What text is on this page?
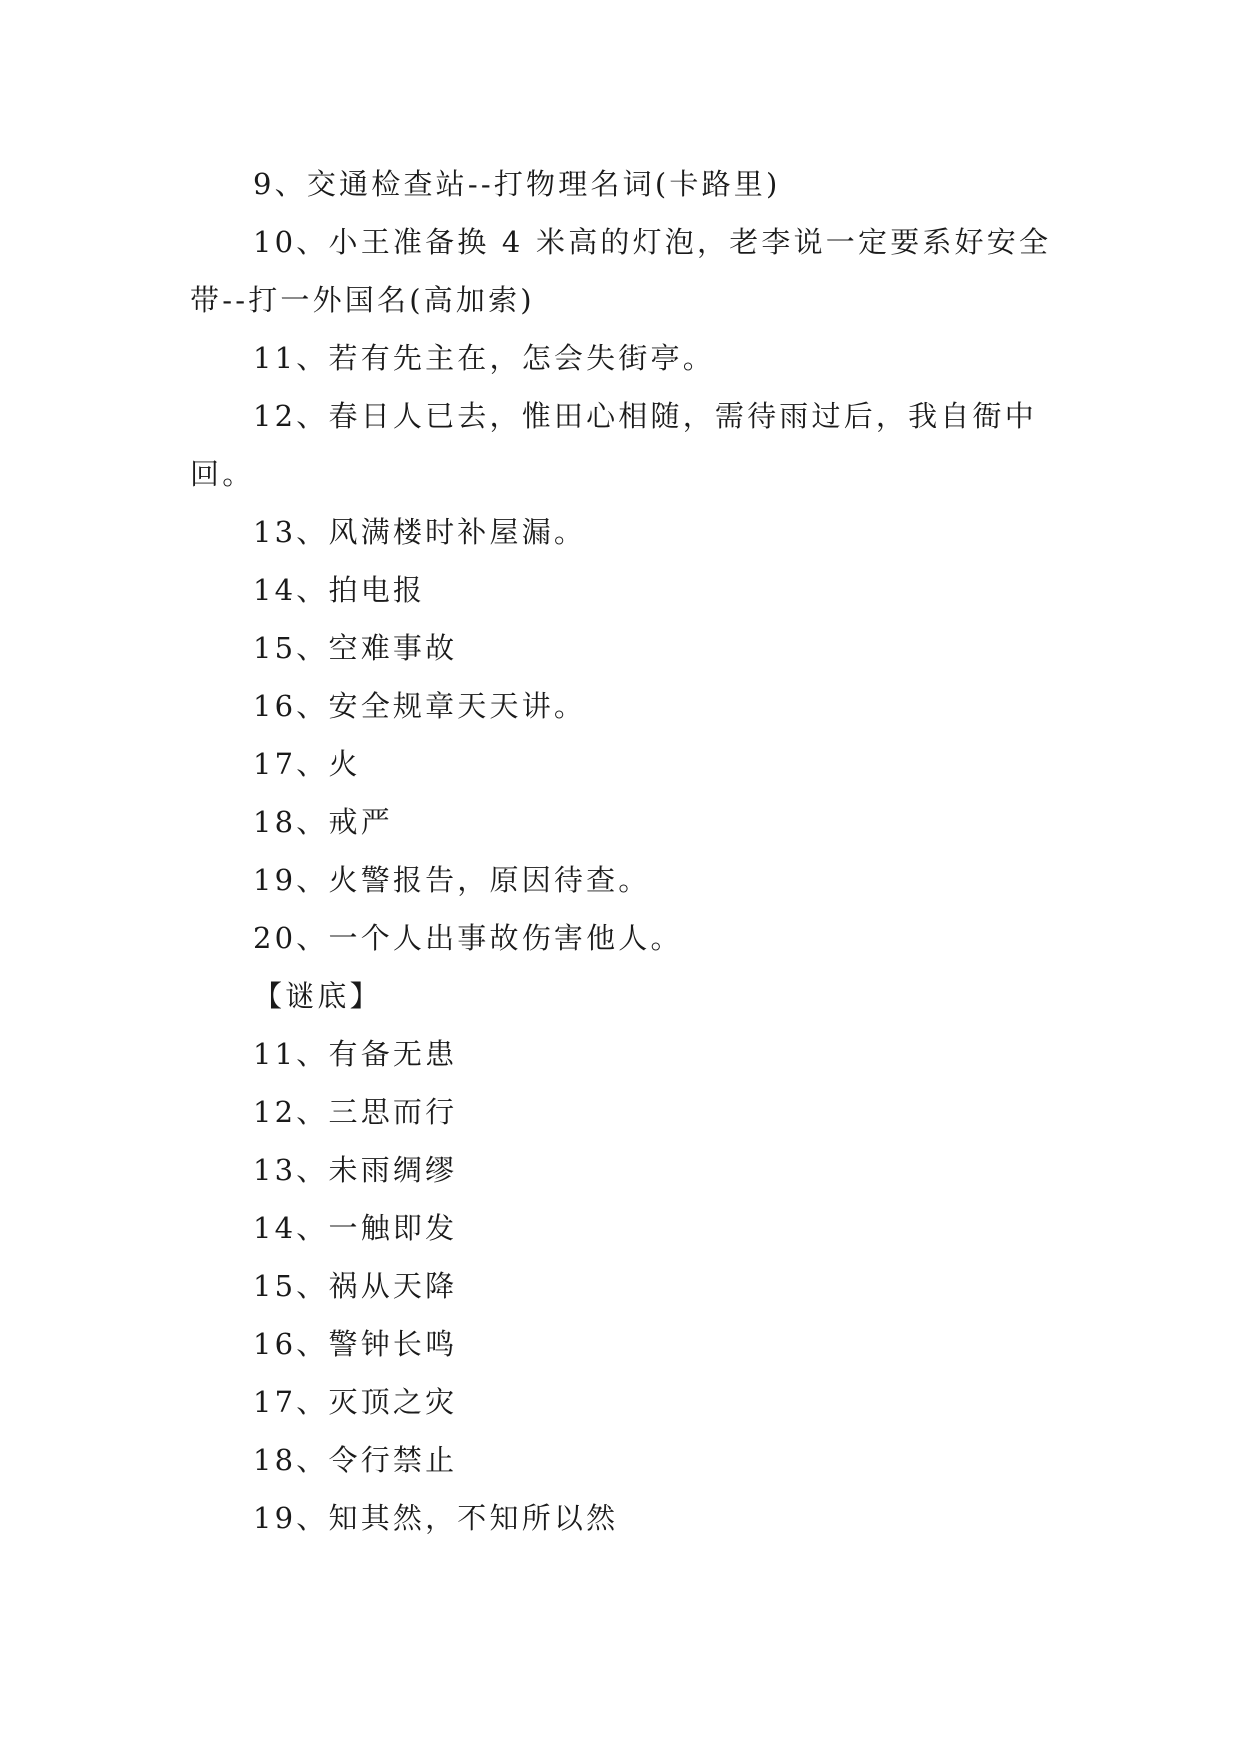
9、交通检查站--打物理名词(卡路里)

10、小王准备换 4 米高的灯泡，老李说一定要系好安全带--打一外国名(高加索)

11、若有先主在，怎会失街亭。

12、春日人已去，惟田心相随，需待雨过后，我自衙中回。

13、风满楼时补屋漏。

14、拍电报

15、空难事故

16、安全规章天天讲。

17、火

18、戒严

19、火警报告，原因待查。

20、一个人出事故伤害他人。

【谜底】

11、有备无患

12、三思而行

13、未雨绸缪

14、一触即发

15、祸从天降

16、警钟长鸣

17、灭顶之灾

18、令行禁止

19、知其然，不知所以然
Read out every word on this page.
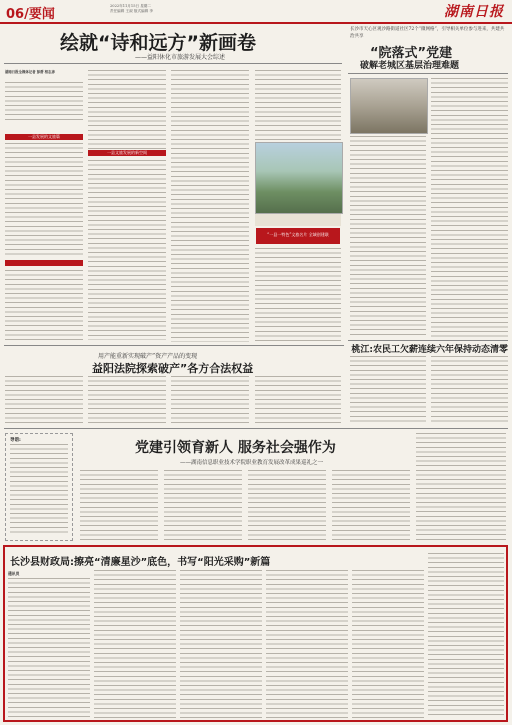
06/要闻
2022年11月15日 星期二
责任编辑 王淑 版式编辑 李	湖南日报
绘就“诗和远方”新画卷
——益阳休化市旅游发展大会综述
湖南日报全媒体记者 彭帮 相志彦
一县发展的文旅篇
一县文旅发展的新空间
“一县一特色”文旅名片 全域创建联
长沙市天心区观沙路街道社区72个“微网格”，引导相关单位参与进来，共建共治共享
“院落式”党建
破解老城区基层治理难题
用产能重新实现破产”资产产品的变现
益阳法院探索破产”各方合法权益
桃江:农民工欠薪连续六年保持动态清零
导语:	党建引领育新人 服务社会强作为
——湖南信息职业技术学院职业教育发展改革成果巡礼之一
长沙县财政局:擦亮“清廉星沙”底色，书写“阳光采购”新篇
通讯员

Aim of the exercise: Leave out the pictures and reproduce the rest of the listing exactly.

Task output:
What text is on this page?
9、交通检查站--打物理名词(卡路里)

10、小王准备换 4 米高的灯泡，老李说一定要系好安全带--打一外国名(高加索)

11、若有先主在，怎会失街亭。

12、春日人已去，惟田心相随，需待雨过后，我自衙中回。

13、风满楼时补屋漏。

14、拍电报

15、空难事故

16、安全规章天天讲。

17、火

18、戒严

19、火警报告，原因待查。

20、一个人出事故伤害他人。

【谜底】

11、有备无患

12、三思而行

13、未雨绸缪

14、一触即发

15、祸从天降

16、警钟长鸣

17、灭顶之灾

18、令行禁止

19、知其然，不知所以然
Read out every word on this page.
06/要闻
2022年11月15日 星期二
责任编辑 王淑 版式编辑 李	湖南日报
绘就“诗和远方”新画卷
——益阳休化市旅游发展大会综述
湖南日报全媒体记者 彭帮 相志彦
一县发展的文旅篇
一县文旅发展的新空间
“一县一特色”文旅名片 全域创建联
长沙市天心区观沙路街道社区72个“微网格”，引导相关单位参与进来，共建共治共享
“院落式”党建
破解老城区基层治理难题
用产能重新实现破产”资产产品的变现
益阳法院探索破产”各方合法权益
桃江:农民工欠薪连续六年保持动态清零
导语:	党建引领育新人 服务社会强作为
——湖南信息职业技术学院职业教育发展改革成果巡礼之一
长沙县财政局:擦亮“清廉星沙”底色，书写“阳光采购”新篇
通讯员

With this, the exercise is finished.